— Start —

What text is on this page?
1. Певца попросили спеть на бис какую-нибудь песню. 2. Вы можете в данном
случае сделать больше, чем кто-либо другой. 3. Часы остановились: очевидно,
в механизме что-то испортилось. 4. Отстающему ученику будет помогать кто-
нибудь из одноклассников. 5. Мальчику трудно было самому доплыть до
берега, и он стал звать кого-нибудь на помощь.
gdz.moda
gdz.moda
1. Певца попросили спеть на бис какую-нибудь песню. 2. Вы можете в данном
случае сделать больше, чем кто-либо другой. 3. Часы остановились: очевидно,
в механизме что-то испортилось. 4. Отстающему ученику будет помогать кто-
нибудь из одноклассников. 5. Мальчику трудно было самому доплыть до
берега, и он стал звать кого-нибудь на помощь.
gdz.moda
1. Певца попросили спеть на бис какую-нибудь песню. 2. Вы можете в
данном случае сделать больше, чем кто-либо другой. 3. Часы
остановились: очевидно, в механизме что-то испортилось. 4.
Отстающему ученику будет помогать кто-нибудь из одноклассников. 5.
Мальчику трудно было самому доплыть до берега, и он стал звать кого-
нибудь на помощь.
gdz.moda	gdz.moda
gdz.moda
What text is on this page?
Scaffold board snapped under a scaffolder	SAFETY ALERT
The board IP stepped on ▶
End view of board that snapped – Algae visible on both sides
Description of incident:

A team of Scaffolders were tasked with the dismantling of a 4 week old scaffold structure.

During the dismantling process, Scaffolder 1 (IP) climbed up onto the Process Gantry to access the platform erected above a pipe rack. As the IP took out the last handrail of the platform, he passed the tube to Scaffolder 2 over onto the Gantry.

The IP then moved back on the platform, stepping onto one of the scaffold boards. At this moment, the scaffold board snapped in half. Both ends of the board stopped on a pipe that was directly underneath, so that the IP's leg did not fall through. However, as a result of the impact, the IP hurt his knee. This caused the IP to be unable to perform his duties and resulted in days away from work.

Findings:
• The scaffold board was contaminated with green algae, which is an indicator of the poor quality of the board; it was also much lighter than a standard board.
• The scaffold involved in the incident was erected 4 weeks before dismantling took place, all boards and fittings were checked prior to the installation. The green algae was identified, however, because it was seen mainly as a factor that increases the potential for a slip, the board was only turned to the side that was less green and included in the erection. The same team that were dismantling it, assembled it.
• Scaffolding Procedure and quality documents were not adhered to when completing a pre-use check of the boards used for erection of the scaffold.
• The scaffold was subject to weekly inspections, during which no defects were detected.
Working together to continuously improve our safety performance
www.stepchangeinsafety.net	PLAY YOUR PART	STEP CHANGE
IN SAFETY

— End —

Directions for this task. Repeat the material word for word, in full.

Task answer.
What text is on this page?
1. Певца попросили спеть на бис какую-нибудь песню. 2. Вы можете в данном
случае сделать больше, чем кто-либо другой. 3. Часы остановились: очевидно,
в механизме что-то испортилось. 4. Отстающему ученику будет помогать кто-
нибудь из одноклассников. 5. Мальчику трудно было самому доплыть до
берега, и он стал звать кого-нибудь на помощь.
gdz.moda
gdz.moda
1. Певца попросили спеть на бис какую-нибудь песню. 2. Вы можете в данном
случае сделать больше, чем кто-либо другой. 3. Часы остановились: очевидно,
в механизме что-то испортилось. 4. Отстающему ученику будет помогать кто-
нибудь из одноклассников. 5. Мальчику трудно было самому доплыть до
берега, и он стал звать кого-нибудь на помощь.
gdz.moda
1. Певца попросили спеть на бис какую-нибудь песню. 2. Вы можете в
данном случае сделать больше, чем кто-либо другой. 3. Часы
остановились: очевидно, в механизме что-то испортилось. 4.
Отстающему ученику будет помогать кто-нибудь из одноклассников. 5.
Мальчику трудно было самому доплыть до берега, и он стал звать кого-
нибудь на помощь.
gdz.moda	gdz.moda
gdz.moda
What text is on this page?
Scaffold board snapped under a scaffolder	SAFETY ALERT
The board IP stepped on ▶
End view of board that snapped – Algae visible on both sides
Description of incident:

A team of Scaffolders were tasked with the dismantling of a 4 week old scaffold structure.

During the dismantling process, Scaffolder 1 (IP) climbed up onto the Process Gantry to access the platform erected above a pipe rack. As the IP took out the last handrail of the platform, he passed the tube to Scaffolder 2 over onto the Gantry.

The IP then moved back on the platform, stepping onto one of the scaffold boards. At this moment, the scaffold board snapped in half. Both ends of the board stopped on a pipe that was directly underneath, so that the IP's leg did not fall through. However, as a result of the impact, the IP hurt his knee. This caused the IP to be unable to perform his duties and resulted in days away from work.

Findings:
• The scaffold board was contaminated with green algae, which is an indicator of the poor quality of the board; it was also much lighter than a standard board.
• The scaffold involved in the incident was erected 4 weeks before dismantling took place, all boards and fittings were checked prior to the installation. The green algae was identified, however, because it was seen mainly as a factor that increases the potential for a slip, the board was only turned to the side that was less green and included in the erection. The same team that were dismantling it, assembled it.
• Scaffolding Procedure and quality documents were not adhered to when completing a pre-use check of the boards used for erection of the scaffold.
• The scaffold was subject to weekly inspections, during which no defects were detected.
Working together to continuously improve our safety performance
www.stepchangeinsafety.net	PLAY YOUR PART	STEP CHANGE
IN SAFETY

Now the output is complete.